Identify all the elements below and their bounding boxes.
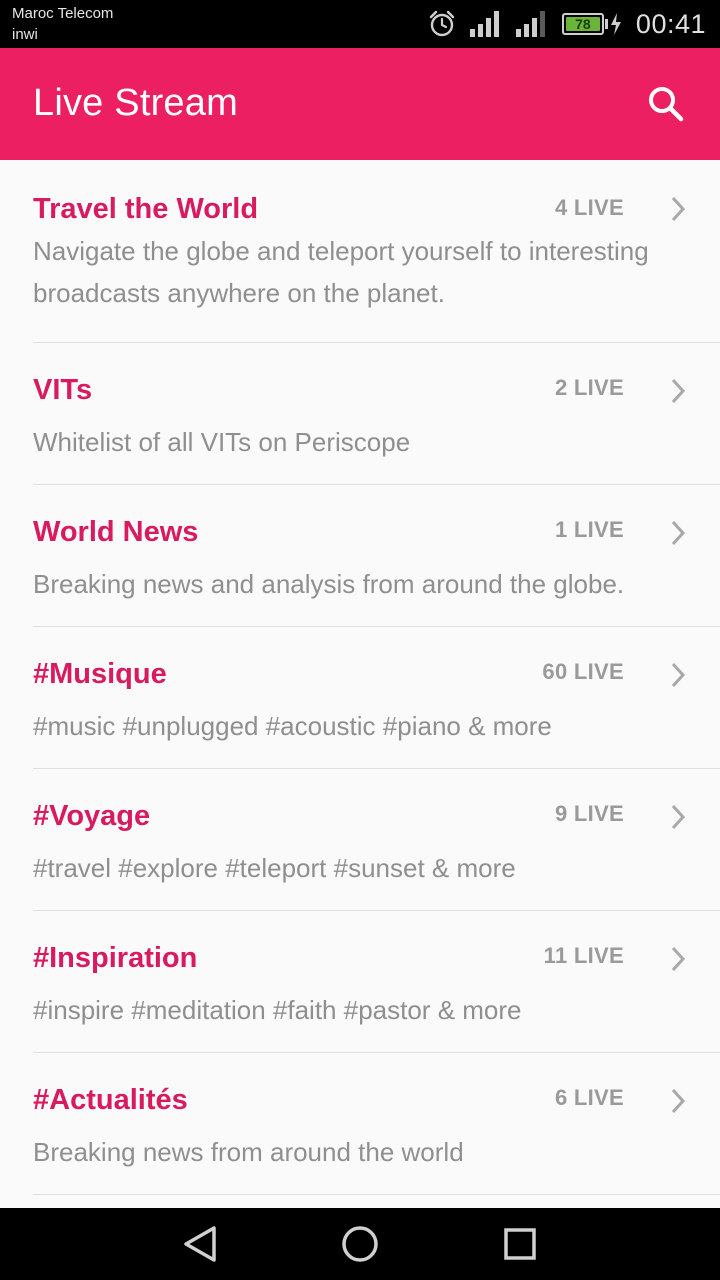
chevron-right-icon [671,196,686,222]
channel-title: #Musique [33,658,167,690]
channel-description: #music #unplugged #acoustic #piano & mor… [33,711,552,741]
chevron-right-icon [671,804,686,830]
channel-title: #Inspiration [33,942,198,974]
page-title: Live Stream [33,82,238,124]
channel-title: VITs [33,374,93,406]
channel-description: Breaking news and analysis from around t… [33,569,625,599]
chevron-right-icon [671,946,686,972]
battery-charging-icon: 78 [561,13,622,35]
channel-row-inspiration[interactable]: #Inspiration 11 LIVE #inspire #meditatio… [0,911,720,1053]
channel-title: World News [33,516,199,548]
chevron-right-icon [671,520,686,546]
recents-icon [504,1228,536,1260]
channel-title: #Actualités [33,1084,188,1116]
channel-description: #travel #explore #teleport #sunset & mor… [33,853,516,883]
signal-icon-2 [515,11,548,37]
home-icon [342,1226,378,1262]
channel-title: #Voyage [33,800,151,832]
carrier-info: Maroc Telecom inwi [12,4,113,46]
live-count: 9 LIVE [554,801,624,826]
back-button[interactable] [178,1222,222,1266]
live-count: 1 LIVE [554,517,624,542]
app-bar: Live Stream [0,48,720,160]
channel-description: Breaking news from around the world [33,1137,464,1167]
divider [33,1194,720,1195]
channel-description: Navigate the globe and teleport yourself… [33,236,649,308]
back-icon [184,1226,216,1262]
channel-row-world-news[interactable]: World News 1 LIVE Breaking news and anal… [0,485,720,627]
channel-description: Whitelist of all VITs on Periscope [33,427,411,457]
channel-list: Travel the World 4 LIVE Navigate the glo… [0,160,720,1208]
live-count: 60 LIVE [542,659,624,684]
alarm-icon [428,10,456,38]
battery-level: 78 [565,16,600,32]
live-count: 4 LIVE [554,195,624,220]
clock: 00:41 [635,8,706,39]
live-count: 11 LIVE [543,943,624,968]
chevron-right-icon [671,378,686,404]
signal-icon [469,11,502,37]
status-icons: 78 00:41 [428,0,706,48]
channel-title: Travel the World [33,193,259,225]
home-button[interactable] [338,1222,382,1266]
carrier-primary: Maroc Telecom [12,5,114,22]
carrier-secondary: inwi [12,26,38,43]
navigation-bar [0,1208,720,1280]
chevron-right-icon [671,1088,686,1114]
live-count: 2 LIVE [554,375,624,400]
channel-row-voyage[interactable]: #Voyage 9 LIVE #travel #explore #telepor… [0,769,720,911]
chevron-right-icon [671,662,686,688]
channel-row-actualites[interactable]: #Actualités 6 LIVE Breaking news from ar… [0,1053,720,1195]
live-count: 6 LIVE [554,1085,624,1110]
recents-button[interactable] [498,1222,542,1266]
channel-description: #inspire #meditation #faith #pastor & mo… [33,995,522,1025]
search-button[interactable] [642,80,690,128]
channel-row-travel-the-world[interactable]: Travel the World 4 LIVE Navigate the glo… [0,160,720,343]
channel-row-musique[interactable]: #Musique 60 LIVE #music #unplugged #acou… [0,627,720,769]
status-bar: Maroc Telecom inwi 78 00:41 [0,0,720,48]
search-icon [649,87,684,122]
channel-row-vits[interactable]: VITs 2 LIVE Whitelist of all VITs on Per… [0,343,720,485]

________________________

▶ [WRITTEN PROBLEM]: Please lay out every line of the rows above as a numbered list, skipping any blank lines. Leave the pictures out of your answer.

▶ [OUTPUT OF THE TASK]:
1. Identify all the elements below and their bounding boxes.
2. chevron-right-icon [671,196,686,222]
3. channel-title: #Musique [33,658,167,690]
4. channel-description: #music #unplugged #acoustic #piano & mor… [33,711,552,741]
5. chevron-right-icon [671,804,686,830]
6. channel-title: #Inspiration [33,942,198,974]
7. page-title: Live Stream [33,82,238,124]
8. channel-title: VITs [33,374,93,406]
9. channel-description: Breaking news and analysis from around t… [33,569,625,599]
10. chevron-right-icon [671,946,686,972]
11. battery-charging-icon: 78 [561,13,622,35]
12. channel-row-inspiration[interactable]: #Inspiration 11 LIVE #inspire #meditatio… [0,911,720,1053]
13. channel-title: World News [33,516,199,548]
14. chevron-right-icon [671,520,686,546]
15. recents-icon [504,1228,536,1260]
16. channel-title: #Actualités [33,1084,188,1116]
17. channel-description: #travel #explore #teleport #sunset & mor… [33,853,516,883]
18. signal-icon-2 [515,11,548,37]
19. home-icon [342,1226,378,1262]
20. channel-title: #Voyage [33,800,151,832]
21. carrier-info: Maroc Telecom inwi [12,4,113,46]
22. live-count: 9 LIVE [554,801,624,826]
23. back-button[interactable] [178,1222,222,1266]
24. live-count: 1 LIVE [554,517,624,542]
25. app-bar: Live Stream [0,48,720,160]
26. channel-description: Breaking news from around the world [33,1137,464,1167]
27. divider [33,1194,720,1195]
28. channel-description: Navigate the globe and teleport yourself… [33,236,649,308]
29. back-icon [184,1226,216,1262]
30. channel-row-world-news[interactable]: World News 1 LIVE Breaking news and anal… [0,485,720,627]
31. channel-description: Whitelist of all VITs on Periscope [33,427,411,457]
32. channel-list: Travel the World 4 LIVE Navigate the glo… [0,160,720,1208]
33. live-count: 60 LIVE [542,659,624,684]
34. alarm-icon [428,10,456,38]
35. battery-level: 78 [565,16,600,32]
36. live-count: 4 LIVE [554,195,624,220]
37. clock: 00:41 [635,8,706,39]
38. live-count: 11 LIVE [543,943,624,968]
39. chevron-right-icon [671,378,686,404]
40. signal-icon [469,11,502,37]
41. status-icons: 78 00:41 [428,0,706,48]
42. channel-title: Travel the World [33,193,259,225]
43. home-button[interactable] [338,1222,382,1266]
44. carrier-primary: Maroc Telecom [12,5,114,22]
45. carrier-secondary: inwi [12,26,38,43]
46. navigation-bar [0,1208,720,1280]
47. chevron-right-icon [671,1088,686,1114]
48. live-count: 2 LIVE [554,375,624,400]
49. channel-row-voyage[interactable]: #Voyage 9 LIVE #travel #explore #telepor… [0,769,720,911]
50. chevron-right-icon [671,662,686,688]
51. channel-row-actualites[interactable]: #Actualités 6 LIVE Breaking news from ar… [0,1053,720,1195]
52. live-count: 6 LIVE [554,1085,624,1110]
53. recents-button[interactable] [498,1222,542,1266]
54. channel-description: #inspire #meditation #faith #pastor & mo… [33,995,522,1025]
55. search-button[interactable] [642,80,690,128]
56. channel-row-travel-the-world[interactable]: Travel the World 4 LIVE Navigate the glo… [0,160,720,343]
57. channel-row-musique[interactable]: #Musique 60 LIVE #music #unplugged #acou… [0,627,720,769]
58. status-bar: Maroc Telecom inwi 78 00:41 [0,0,720,48]
59. search-icon [649,87,684,122]
60. channel-row-vits[interactable]: VITs 2 LIVE Whitelist of all VITs on Per… [0,343,720,485]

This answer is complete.